-- start of DATA PROVIDED --

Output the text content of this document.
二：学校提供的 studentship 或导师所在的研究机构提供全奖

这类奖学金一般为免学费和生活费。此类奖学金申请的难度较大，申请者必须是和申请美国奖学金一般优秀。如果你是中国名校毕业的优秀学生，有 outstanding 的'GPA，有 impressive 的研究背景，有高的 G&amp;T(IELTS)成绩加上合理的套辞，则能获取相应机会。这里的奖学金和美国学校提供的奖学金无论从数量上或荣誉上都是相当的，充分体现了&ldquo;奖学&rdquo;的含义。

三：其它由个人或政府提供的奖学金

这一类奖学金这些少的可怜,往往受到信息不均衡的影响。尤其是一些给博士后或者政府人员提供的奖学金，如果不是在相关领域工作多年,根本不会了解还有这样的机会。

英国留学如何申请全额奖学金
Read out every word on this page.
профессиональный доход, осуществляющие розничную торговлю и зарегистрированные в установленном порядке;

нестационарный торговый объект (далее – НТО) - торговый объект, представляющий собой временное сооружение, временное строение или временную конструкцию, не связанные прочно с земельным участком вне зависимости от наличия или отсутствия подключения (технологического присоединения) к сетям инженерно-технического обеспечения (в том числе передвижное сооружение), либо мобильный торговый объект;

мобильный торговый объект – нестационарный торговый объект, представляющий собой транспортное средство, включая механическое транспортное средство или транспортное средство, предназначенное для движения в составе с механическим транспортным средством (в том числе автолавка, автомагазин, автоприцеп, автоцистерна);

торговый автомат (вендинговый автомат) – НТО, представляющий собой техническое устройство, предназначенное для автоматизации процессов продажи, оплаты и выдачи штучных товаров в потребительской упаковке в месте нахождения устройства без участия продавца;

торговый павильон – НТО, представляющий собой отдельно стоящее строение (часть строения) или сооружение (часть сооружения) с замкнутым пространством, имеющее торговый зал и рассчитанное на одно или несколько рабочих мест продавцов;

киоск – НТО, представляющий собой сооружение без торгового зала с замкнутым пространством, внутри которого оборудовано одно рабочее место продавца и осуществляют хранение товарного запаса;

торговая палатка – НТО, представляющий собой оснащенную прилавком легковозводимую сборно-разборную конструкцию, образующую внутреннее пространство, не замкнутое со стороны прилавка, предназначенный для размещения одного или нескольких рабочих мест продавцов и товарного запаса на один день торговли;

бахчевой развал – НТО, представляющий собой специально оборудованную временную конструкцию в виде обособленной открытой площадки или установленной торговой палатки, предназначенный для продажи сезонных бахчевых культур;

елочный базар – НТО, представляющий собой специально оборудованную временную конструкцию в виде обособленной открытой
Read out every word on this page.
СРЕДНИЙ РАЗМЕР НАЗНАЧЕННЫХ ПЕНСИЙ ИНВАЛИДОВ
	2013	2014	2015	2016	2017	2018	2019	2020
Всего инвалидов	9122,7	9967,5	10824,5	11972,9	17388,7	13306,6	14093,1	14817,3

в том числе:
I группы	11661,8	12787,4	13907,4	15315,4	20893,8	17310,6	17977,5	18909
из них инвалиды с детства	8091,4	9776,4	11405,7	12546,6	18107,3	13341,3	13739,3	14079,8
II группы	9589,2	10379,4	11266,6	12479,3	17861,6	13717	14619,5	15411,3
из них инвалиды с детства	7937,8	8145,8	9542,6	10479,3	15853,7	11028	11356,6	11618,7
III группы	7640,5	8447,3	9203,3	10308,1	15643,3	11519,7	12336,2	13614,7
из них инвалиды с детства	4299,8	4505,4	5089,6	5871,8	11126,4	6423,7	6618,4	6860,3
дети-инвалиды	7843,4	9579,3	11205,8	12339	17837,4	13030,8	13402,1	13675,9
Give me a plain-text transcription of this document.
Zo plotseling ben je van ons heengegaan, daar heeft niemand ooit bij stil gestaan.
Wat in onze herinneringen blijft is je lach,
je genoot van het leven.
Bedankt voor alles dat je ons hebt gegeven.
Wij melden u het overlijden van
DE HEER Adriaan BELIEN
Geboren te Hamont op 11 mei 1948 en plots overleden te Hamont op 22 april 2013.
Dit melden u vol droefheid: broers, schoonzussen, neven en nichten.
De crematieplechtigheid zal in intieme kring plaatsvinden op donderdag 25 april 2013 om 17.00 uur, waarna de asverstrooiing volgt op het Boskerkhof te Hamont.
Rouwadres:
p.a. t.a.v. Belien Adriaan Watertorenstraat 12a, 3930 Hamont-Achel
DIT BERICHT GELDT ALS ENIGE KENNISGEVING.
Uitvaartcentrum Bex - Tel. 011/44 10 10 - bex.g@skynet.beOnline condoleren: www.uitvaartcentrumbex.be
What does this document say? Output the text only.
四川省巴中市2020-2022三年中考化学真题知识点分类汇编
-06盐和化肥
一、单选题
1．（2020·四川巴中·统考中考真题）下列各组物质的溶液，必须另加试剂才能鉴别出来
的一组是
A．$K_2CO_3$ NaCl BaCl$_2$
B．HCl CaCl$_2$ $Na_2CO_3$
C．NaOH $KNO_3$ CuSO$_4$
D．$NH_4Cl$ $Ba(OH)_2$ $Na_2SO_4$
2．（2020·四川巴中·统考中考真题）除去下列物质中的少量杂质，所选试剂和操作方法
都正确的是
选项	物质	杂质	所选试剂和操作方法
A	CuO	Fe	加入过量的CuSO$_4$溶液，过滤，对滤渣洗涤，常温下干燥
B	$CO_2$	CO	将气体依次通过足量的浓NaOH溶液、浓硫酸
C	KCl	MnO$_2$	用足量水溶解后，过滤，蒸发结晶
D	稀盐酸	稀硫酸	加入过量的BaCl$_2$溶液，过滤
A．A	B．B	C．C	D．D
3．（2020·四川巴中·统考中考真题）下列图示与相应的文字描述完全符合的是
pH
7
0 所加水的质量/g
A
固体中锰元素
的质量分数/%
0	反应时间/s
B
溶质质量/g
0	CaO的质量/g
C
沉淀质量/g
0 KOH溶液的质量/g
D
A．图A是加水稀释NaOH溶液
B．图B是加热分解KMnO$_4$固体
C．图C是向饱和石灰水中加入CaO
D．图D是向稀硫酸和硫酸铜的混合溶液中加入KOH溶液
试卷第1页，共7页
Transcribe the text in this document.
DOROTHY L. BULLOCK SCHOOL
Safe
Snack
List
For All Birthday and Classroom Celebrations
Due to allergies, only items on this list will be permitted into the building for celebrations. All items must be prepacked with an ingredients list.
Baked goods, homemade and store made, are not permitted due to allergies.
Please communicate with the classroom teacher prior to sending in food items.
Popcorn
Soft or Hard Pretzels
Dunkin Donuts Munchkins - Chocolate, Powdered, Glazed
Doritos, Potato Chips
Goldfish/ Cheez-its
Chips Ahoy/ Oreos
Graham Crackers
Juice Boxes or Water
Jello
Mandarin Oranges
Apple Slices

-- end of DATA PROVIDED --

§ **TASK OBJECTIVE**
Every line above should be printed again exactly as it stands.

§ **RIGHT ANSWER**
Output the text content of this document.
二：学校提供的 studentship 或导师所在的研究机构提供全奖

这类奖学金一般为免学费和生活费。此类奖学金申请的难度较大，申请者必须是和申请美国奖学金一般优秀。如果你是中国名校毕业的优秀学生，有 outstanding 的'GPA，有 impressive 的研究背景，有高的 G&amp;T(IELTS)成绩加上合理的套辞，则能获取相应机会。这里的奖学金和美国学校提供的奖学金无论从数量上或荣誉上都是相当的，充分体现了&ldquo;奖学&rdquo;的含义。

三：其它由个人或政府提供的奖学金

这一类奖学金这些少的可怜,往往受到信息不均衡的影响。尤其是一些给博士后或者政府人员提供的奖学金，如果不是在相关领域工作多年,根本不会了解还有这样的机会。

英国留学如何申请全额奖学金
Read out every word on this page.
профессиональный доход, осуществляющие розничную торговлю и зарегистрированные в установленном порядке;

нестационарный торговый объект (далее – НТО) - торговый объект, представляющий собой временное сооружение, временное строение или временную конструкцию, не связанные прочно с земельным участком вне зависимости от наличия или отсутствия подключения (технологического присоединения) к сетям инженерно-технического обеспечения (в том числе передвижное сооружение), либо мобильный торговый объект;

мобильный торговый объект – нестационарный торговый объект, представляющий собой транспортное средство, включая механическое транспортное средство или транспортное средство, предназначенное для движения в составе с механическим транспортным средством (в том числе автолавка, автомагазин, автоприцеп, автоцистерна);

торговый автомат (вендинговый автомат) – НТО, представляющий собой техническое устройство, предназначенное для автоматизации процессов продажи, оплаты и выдачи штучных товаров в потребительской упаковке в месте нахождения устройства без участия продавца;

торговый павильон – НТО, представляющий собой отдельно стоящее строение (часть строения) или сооружение (часть сооружения) с замкнутым пространством, имеющее торговый зал и рассчитанное на одно или несколько рабочих мест продавцов;

киоск – НТО, представляющий собой сооружение без торгового зала с замкнутым пространством, внутри которого оборудовано одно рабочее место продавца и осуществляют хранение товарного запаса;

торговая палатка – НТО, представляющий собой оснащенную прилавком легковозводимую сборно-разборную конструкцию, образующую внутреннее пространство, не замкнутое со стороны прилавка, предназначенный для размещения одного или нескольких рабочих мест продавцов и товарного запаса на один день торговли;

бахчевой развал – НТО, представляющий собой специально оборудованную временную конструкцию в виде обособленной открытой площадки или установленной торговой палатки, предназначенный для продажи сезонных бахчевых культур;

елочный базар – НТО, представляющий собой специально оборудованную временную конструкцию в виде обособленной открытой
Read out every word on this page.
СРЕДНИЙ РАЗМЕР НАЗНАЧЕННЫХ ПЕНСИЙ ИНВАЛИДОВ
	2013	2014	2015	2016	2017	2018	2019	2020
Всего инвалидов	9122,7	9967,5	10824,5	11972,9	17388,7	13306,6	14093,1	14817,3

в том числе:
I группы	11661,8	12787,4	13907,4	15315,4	20893,8	17310,6	17977,5	18909
из них инвалиды с детства	8091,4	9776,4	11405,7	12546,6	18107,3	13341,3	13739,3	14079,8
II группы	9589,2	10379,4	11266,6	12479,3	17861,6	13717	14619,5	15411,3
из них инвалиды с детства	7937,8	8145,8	9542,6	10479,3	15853,7	11028	11356,6	11618,7
III группы	7640,5	8447,3	9203,3	10308,1	15643,3	11519,7	12336,2	13614,7
из них инвалиды с детства	4299,8	4505,4	5089,6	5871,8	11126,4	6423,7	6618,4	6860,3
дети-инвалиды	7843,4	9579,3	11205,8	12339	17837,4	13030,8	13402,1	13675,9
Give me a plain-text transcription of this document.
Zo plotseling ben je van ons heengegaan, daar heeft niemand ooit bij stil gestaan.
Wat in onze herinneringen blijft is je lach,
je genoot van het leven.
Bedankt voor alles dat je ons hebt gegeven.
Wij melden u het overlijden van
DE HEER Adriaan BELIEN
Geboren te Hamont op 11 mei 1948 en plots overleden te Hamont op 22 april 2013.
Dit melden u vol droefheid: broers, schoonzussen, neven en nichten.
De crematieplechtigheid zal in intieme kring plaatsvinden op donderdag 25 april 2013 om 17.00 uur, waarna de asverstrooiing volgt op het Boskerkhof te Hamont.
Rouwadres:
p.a. t.a.v. Belien Adriaan Watertorenstraat 12a, 3930 Hamont-Achel
DIT BERICHT GELDT ALS ENIGE KENNISGEVING.
Uitvaartcentrum Bex - Tel. 011/44 10 10 - bex.g@skynet.beOnline condoleren: www.uitvaartcentrumbex.be
What does this document say? Output the text only.
四川省巴中市2020-2022三年中考化学真题知识点分类汇编
-06盐和化肥
一、单选题
1．（2020·四川巴中·统考中考真题）下列各组物质的溶液，必须另加试剂才能鉴别出来
的一组是
A．$K_2CO_3$ NaCl BaCl$_2$
B．HCl CaCl$_2$ $Na_2CO_3$
C．NaOH $KNO_3$ CuSO$_4$
D．$NH_4Cl$ $Ba(OH)_2$ $Na_2SO_4$
2．（2020·四川巴中·统考中考真题）除去下列物质中的少量杂质，所选试剂和操作方法
都正确的是
选项	物质	杂质	所选试剂和操作方法
A	CuO	Fe	加入过量的CuSO$_4$溶液，过滤，对滤渣洗涤，常温下干燥
B	$CO_2$	CO	将气体依次通过足量的浓NaOH溶液、浓硫酸
C	KCl	MnO$_2$	用足量水溶解后，过滤，蒸发结晶
D	稀盐酸	稀硫酸	加入过量的BaCl$_2$溶液，过滤
A．A	B．B	C．C	D．D
3．（2020·四川巴中·统考中考真题）下列图示与相应的文字描述完全符合的是
pH
7
0 所加水的质量/g
A
固体中锰元素
的质量分数/%
0	反应时间/s
B
溶质质量/g
0	CaO的质量/g
C
沉淀质量/g
0 KOH溶液的质量/g
D
A．图A是加水稀释NaOH溶液
B．图B是加热分解KMnO$_4$固体
C．图C是向饱和石灰水中加入CaO
D．图D是向稀硫酸和硫酸铜的混合溶液中加入KOH溶液
试卷第1页，共7页
Transcribe the text in this document.
DOROTHY L. BULLOCK SCHOOL
Safe
Snack
List
For All Birthday and Classroom Celebrations
Due to allergies, only items on this list will be permitted into the building for celebrations. All items must be prepacked with an ingredients list.
Baked goods, homemade and store made, are not permitted due to allergies.
Please communicate with the classroom teacher prior to sending in food items.
Popcorn
Soft or Hard Pretzels
Dunkin Donuts Munchkins - Chocolate, Powdered, Glazed
Doritos, Potato Chips
Goldfish/ Cheez-its
Chips Ahoy/ Oreos
Graham Crackers
Juice Boxes or Water
Jello
Mandarin Oranges
Apple Slices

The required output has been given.